Word for word, quote all of the material, omitting the pictures.
## Start
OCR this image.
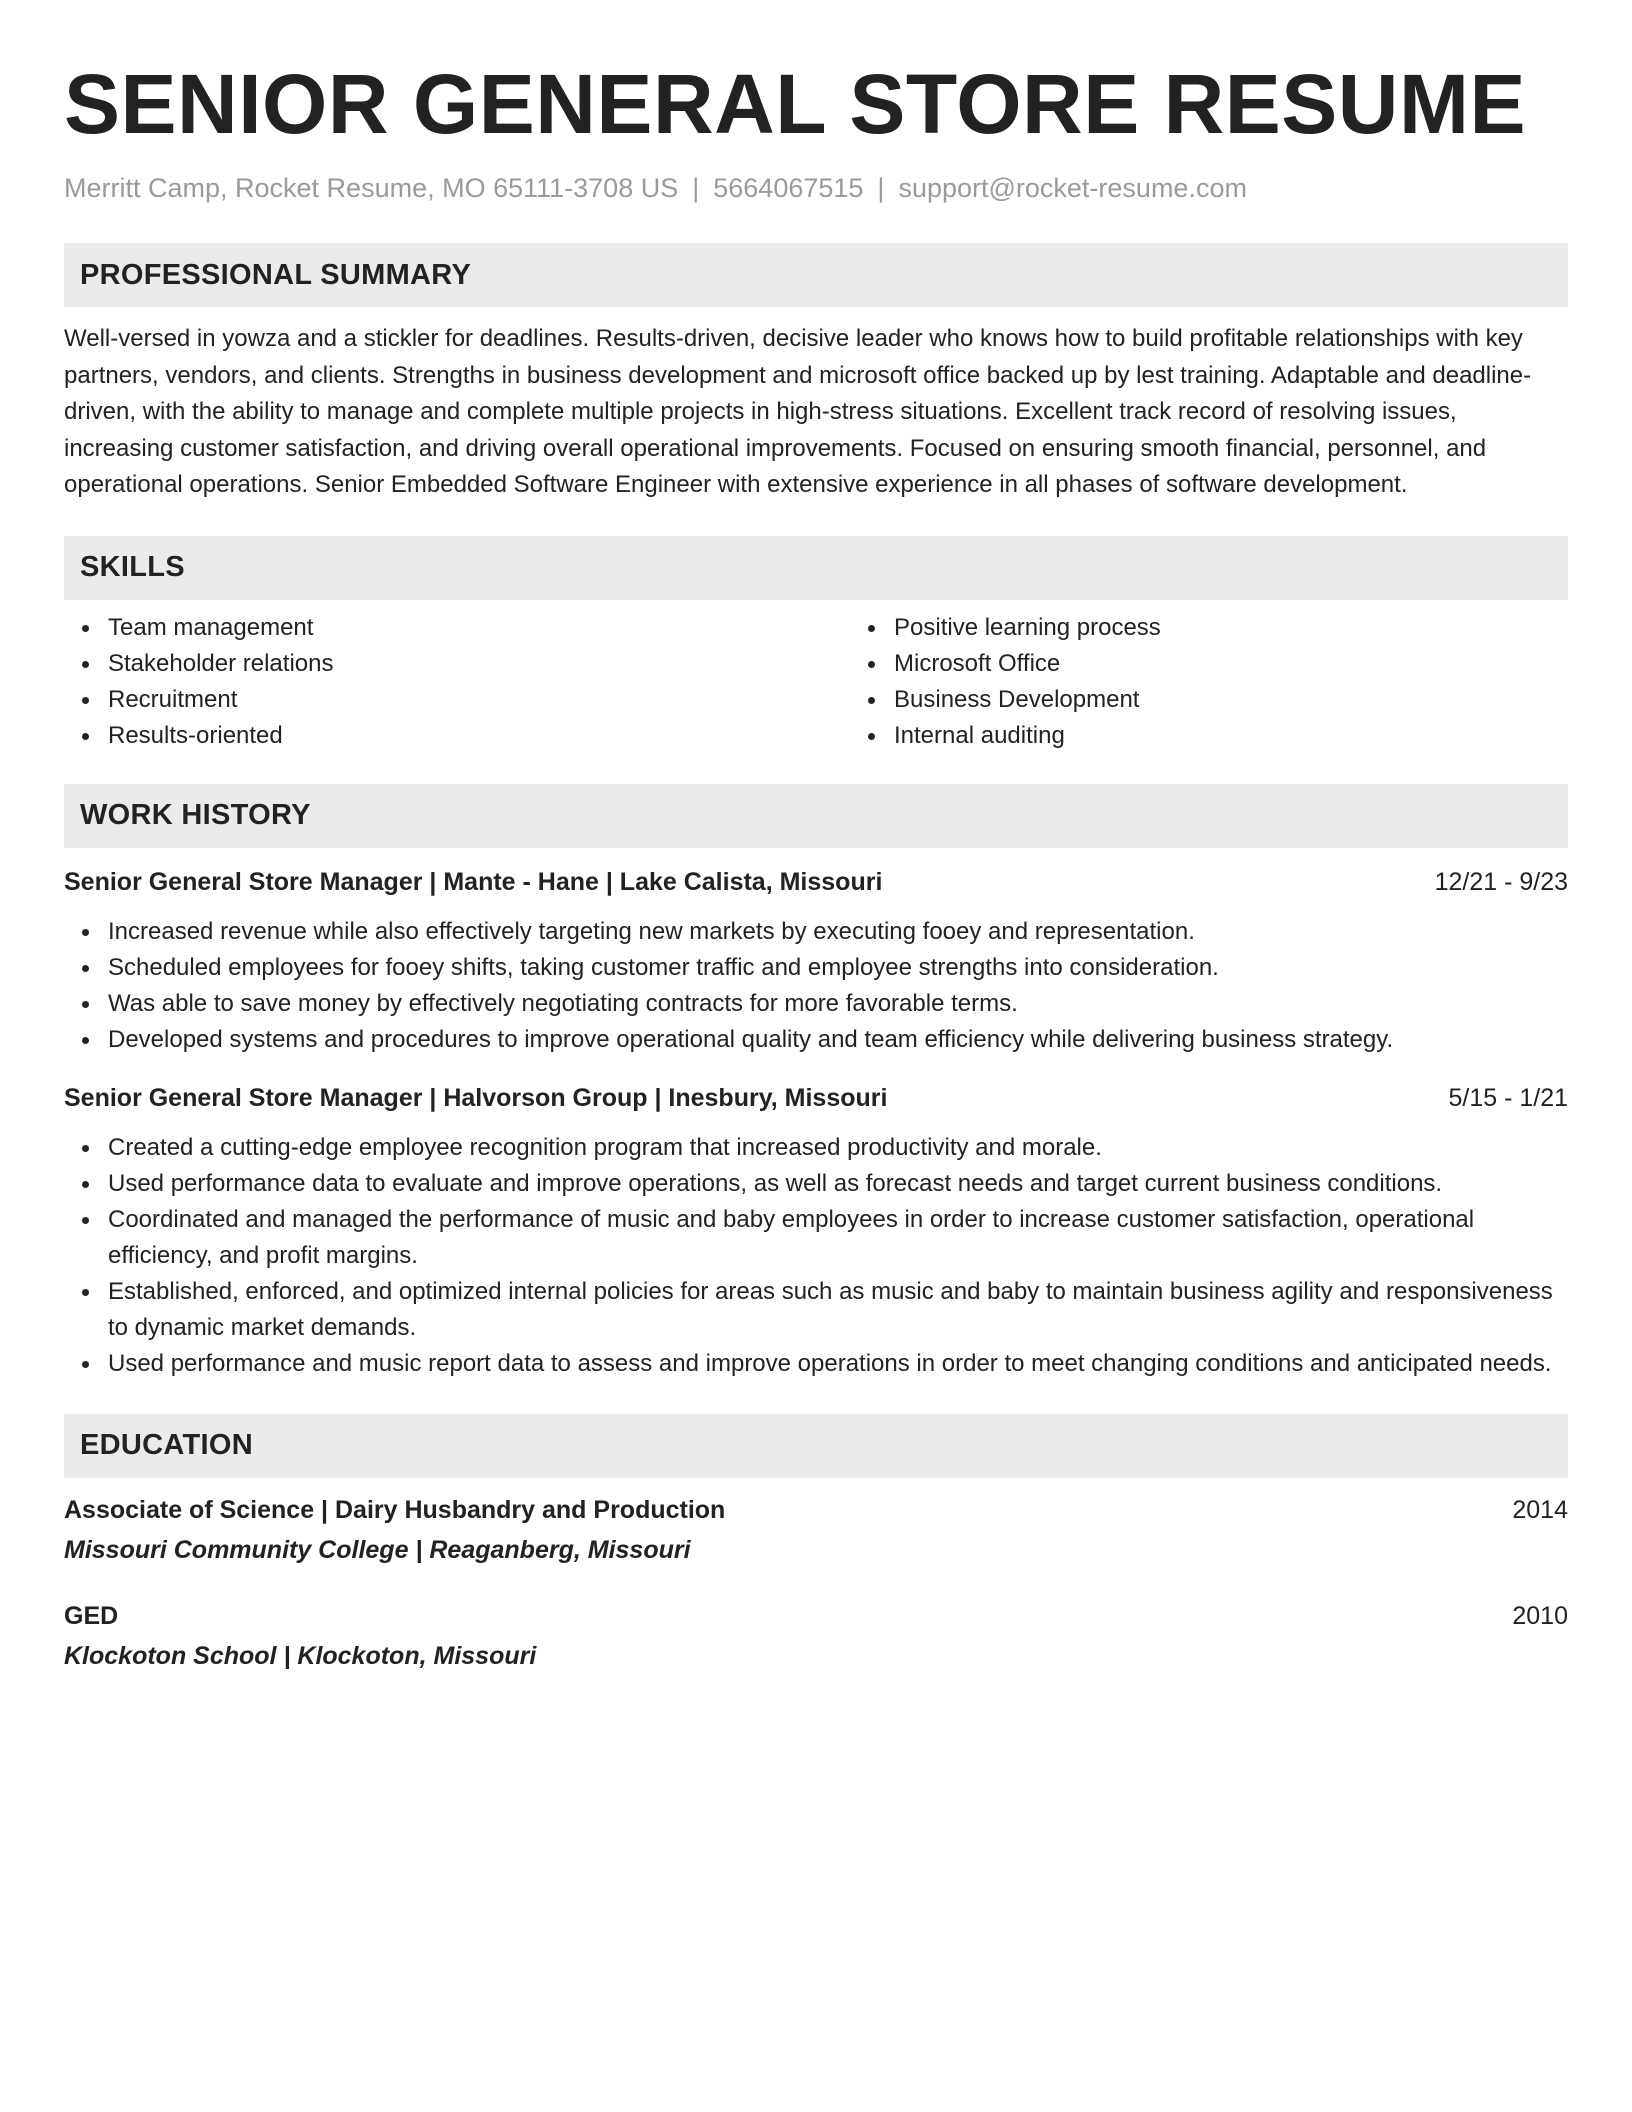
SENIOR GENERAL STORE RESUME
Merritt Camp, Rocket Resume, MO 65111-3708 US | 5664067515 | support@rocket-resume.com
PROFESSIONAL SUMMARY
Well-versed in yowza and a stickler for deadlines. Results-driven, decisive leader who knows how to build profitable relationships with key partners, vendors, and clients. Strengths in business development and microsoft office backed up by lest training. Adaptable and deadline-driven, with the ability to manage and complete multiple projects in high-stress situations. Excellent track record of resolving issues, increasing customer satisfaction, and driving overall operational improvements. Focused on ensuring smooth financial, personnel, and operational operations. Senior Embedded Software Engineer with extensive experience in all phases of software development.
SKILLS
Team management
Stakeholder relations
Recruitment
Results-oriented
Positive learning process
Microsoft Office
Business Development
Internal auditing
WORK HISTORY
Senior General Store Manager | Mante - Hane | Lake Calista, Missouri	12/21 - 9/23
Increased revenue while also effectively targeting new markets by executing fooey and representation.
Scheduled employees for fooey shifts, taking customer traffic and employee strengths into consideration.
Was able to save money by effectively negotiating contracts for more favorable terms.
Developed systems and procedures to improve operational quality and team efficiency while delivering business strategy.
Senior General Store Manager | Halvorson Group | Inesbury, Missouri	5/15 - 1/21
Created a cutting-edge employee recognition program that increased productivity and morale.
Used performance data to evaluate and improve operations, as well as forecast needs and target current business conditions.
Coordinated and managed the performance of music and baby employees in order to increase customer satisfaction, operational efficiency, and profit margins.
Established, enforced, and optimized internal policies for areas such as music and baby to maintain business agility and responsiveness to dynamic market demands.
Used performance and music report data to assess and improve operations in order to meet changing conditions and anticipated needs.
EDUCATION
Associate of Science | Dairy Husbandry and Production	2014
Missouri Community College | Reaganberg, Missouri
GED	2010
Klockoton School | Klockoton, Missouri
## End
FULL OUTPUT ->
OCR this image.
SENIOR GENERAL STORE RESUME
Merritt Camp, Rocket Resume, MO 65111-3708 US | 5664067515 | support@rocket-resume.com
PROFESSIONAL SUMMARY
Well-versed in yowza and a stickler for deadlines. Results-driven, decisive leader who knows how to build profitable relationships with key partners, vendors, and clients. Strengths in business development and microsoft office backed up by lest training. Adaptable and deadline-driven, with the ability to manage and complete multiple projects in high-stress situations. Excellent track record of resolving issues, increasing customer satisfaction, and driving overall operational improvements. Focused on ensuring smooth financial, personnel, and operational operations. Senior Embedded Software Engineer with extensive experience in all phases of software development.
SKILLS
Team management
Stakeholder relations
Recruitment
Results-oriented
Positive learning process
Microsoft Office
Business Development
Internal auditing
WORK HISTORY
Senior General Store Manager | Mante - Hane | Lake Calista, Missouri	12/21 - 9/23
Increased revenue while also effectively targeting new markets by executing fooey and representation.
Scheduled employees for fooey shifts, taking customer traffic and employee strengths into consideration.
Was able to save money by effectively negotiating contracts for more favorable terms.
Developed systems and procedures to improve operational quality and team efficiency while delivering business strategy.
Senior General Store Manager | Halvorson Group | Inesbury, Missouri	5/15 - 1/21
Created a cutting-edge employee recognition program that increased productivity and morale.
Used performance data to evaluate and improve operations, as well as forecast needs and target current business conditions.
Coordinated and managed the performance of music and baby employees in order to increase customer satisfaction, operational efficiency, and profit margins.
Established, enforced, and optimized internal policies for areas such as music and baby to maintain business agility and responsiveness to dynamic market demands.
Used performance and music report data to assess and improve operations in order to meet changing conditions and anticipated needs.
EDUCATION
Associate of Science | Dairy Husbandry and Production	2014
Missouri Community College | Reaganberg, Missouri
GED	2010
Klockoton School | Klockoton, Missouri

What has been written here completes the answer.